■ **Goal**
Below are some records. Say how many of their lines include the string "interconnection", giving only the number.

■ **Extracted entries**
_ _ _ _ _

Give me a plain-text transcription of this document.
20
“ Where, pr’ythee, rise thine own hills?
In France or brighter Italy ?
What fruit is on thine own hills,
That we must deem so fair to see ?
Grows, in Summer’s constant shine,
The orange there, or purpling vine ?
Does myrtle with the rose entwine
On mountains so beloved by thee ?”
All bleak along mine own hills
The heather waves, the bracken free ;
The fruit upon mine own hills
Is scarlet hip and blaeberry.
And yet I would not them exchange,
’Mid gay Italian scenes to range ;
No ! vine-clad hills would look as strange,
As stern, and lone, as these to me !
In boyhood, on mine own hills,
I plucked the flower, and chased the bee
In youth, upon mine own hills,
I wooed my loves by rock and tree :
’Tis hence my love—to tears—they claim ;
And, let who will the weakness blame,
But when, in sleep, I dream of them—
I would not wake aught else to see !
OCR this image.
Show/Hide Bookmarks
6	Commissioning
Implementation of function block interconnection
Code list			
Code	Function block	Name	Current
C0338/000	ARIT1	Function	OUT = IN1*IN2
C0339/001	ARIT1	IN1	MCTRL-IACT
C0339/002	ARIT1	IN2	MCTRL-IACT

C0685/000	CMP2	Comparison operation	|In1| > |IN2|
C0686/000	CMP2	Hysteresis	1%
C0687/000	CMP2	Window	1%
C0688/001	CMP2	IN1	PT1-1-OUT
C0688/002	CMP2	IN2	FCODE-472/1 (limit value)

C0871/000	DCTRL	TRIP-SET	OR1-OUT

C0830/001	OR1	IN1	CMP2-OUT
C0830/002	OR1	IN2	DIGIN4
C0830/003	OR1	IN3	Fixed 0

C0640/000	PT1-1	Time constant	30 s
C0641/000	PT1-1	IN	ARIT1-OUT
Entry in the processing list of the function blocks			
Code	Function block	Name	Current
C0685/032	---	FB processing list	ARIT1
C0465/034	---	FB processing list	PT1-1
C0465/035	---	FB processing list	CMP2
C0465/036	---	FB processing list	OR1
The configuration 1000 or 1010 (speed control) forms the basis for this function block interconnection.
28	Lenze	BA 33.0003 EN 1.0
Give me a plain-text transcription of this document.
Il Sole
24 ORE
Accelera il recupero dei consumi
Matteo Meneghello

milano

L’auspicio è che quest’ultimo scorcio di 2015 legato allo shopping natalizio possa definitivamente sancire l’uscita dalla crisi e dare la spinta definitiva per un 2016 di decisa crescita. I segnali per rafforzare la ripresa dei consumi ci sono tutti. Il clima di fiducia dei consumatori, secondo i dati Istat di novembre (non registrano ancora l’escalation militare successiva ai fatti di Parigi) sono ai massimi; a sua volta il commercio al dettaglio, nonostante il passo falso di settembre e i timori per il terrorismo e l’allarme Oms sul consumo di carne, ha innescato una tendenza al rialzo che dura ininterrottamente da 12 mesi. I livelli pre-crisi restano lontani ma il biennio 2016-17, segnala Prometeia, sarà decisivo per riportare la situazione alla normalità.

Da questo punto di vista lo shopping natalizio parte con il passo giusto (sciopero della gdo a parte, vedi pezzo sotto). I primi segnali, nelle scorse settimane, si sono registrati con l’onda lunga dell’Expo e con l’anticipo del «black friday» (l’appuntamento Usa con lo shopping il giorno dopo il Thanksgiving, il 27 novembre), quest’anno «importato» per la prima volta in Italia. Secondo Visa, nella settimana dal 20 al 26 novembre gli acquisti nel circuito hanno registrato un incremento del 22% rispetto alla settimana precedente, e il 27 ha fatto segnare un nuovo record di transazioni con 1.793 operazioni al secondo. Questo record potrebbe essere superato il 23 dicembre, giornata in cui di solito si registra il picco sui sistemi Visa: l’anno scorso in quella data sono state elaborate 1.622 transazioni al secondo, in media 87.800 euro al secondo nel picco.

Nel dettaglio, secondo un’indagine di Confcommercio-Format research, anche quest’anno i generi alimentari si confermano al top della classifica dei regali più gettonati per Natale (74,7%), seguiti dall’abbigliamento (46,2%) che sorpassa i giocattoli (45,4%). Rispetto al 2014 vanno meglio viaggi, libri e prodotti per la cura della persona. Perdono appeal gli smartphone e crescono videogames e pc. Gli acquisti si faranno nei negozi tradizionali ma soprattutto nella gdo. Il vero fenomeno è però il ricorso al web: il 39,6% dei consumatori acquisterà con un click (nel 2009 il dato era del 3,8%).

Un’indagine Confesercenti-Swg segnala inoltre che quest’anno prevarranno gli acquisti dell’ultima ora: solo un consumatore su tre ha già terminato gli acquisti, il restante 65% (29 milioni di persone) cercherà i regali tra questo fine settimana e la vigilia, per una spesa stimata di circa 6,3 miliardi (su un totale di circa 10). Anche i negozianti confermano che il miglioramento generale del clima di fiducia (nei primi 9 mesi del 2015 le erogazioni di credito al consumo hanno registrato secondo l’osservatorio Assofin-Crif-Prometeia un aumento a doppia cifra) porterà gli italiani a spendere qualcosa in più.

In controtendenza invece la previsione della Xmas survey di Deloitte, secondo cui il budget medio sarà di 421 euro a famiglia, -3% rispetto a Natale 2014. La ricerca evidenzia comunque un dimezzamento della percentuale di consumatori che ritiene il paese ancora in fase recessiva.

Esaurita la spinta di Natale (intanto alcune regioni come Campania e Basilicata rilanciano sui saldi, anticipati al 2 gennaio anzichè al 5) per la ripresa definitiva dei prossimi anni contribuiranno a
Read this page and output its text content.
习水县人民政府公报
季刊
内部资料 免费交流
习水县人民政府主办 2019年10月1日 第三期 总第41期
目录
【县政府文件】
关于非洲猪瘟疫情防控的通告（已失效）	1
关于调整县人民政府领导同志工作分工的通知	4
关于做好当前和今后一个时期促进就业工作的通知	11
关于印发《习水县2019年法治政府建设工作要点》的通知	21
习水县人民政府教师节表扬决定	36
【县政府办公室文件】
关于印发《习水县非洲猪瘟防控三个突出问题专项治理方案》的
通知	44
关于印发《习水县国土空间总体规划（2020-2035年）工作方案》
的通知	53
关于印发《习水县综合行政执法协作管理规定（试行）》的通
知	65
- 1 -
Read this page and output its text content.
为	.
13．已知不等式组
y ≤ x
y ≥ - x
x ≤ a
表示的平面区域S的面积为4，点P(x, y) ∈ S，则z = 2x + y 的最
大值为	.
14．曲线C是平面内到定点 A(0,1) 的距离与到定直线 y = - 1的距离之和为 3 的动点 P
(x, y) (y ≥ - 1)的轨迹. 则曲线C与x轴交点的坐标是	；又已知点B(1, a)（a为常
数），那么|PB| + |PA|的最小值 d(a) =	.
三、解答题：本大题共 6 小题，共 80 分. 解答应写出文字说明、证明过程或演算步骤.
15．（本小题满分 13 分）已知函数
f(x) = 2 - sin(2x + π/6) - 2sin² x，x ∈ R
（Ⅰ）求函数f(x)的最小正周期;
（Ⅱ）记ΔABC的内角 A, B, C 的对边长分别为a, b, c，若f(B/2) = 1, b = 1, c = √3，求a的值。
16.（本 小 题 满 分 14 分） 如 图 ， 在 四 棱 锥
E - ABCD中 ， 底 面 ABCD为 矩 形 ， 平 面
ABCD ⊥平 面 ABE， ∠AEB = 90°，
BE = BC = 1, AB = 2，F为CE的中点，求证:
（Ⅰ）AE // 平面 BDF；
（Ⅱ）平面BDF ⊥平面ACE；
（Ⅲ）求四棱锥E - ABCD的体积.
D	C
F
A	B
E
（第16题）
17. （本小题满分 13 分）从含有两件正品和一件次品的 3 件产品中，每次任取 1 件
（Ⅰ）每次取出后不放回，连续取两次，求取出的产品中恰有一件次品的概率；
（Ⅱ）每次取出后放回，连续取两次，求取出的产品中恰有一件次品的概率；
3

_ _ _ _ _

■ **Finished task**
2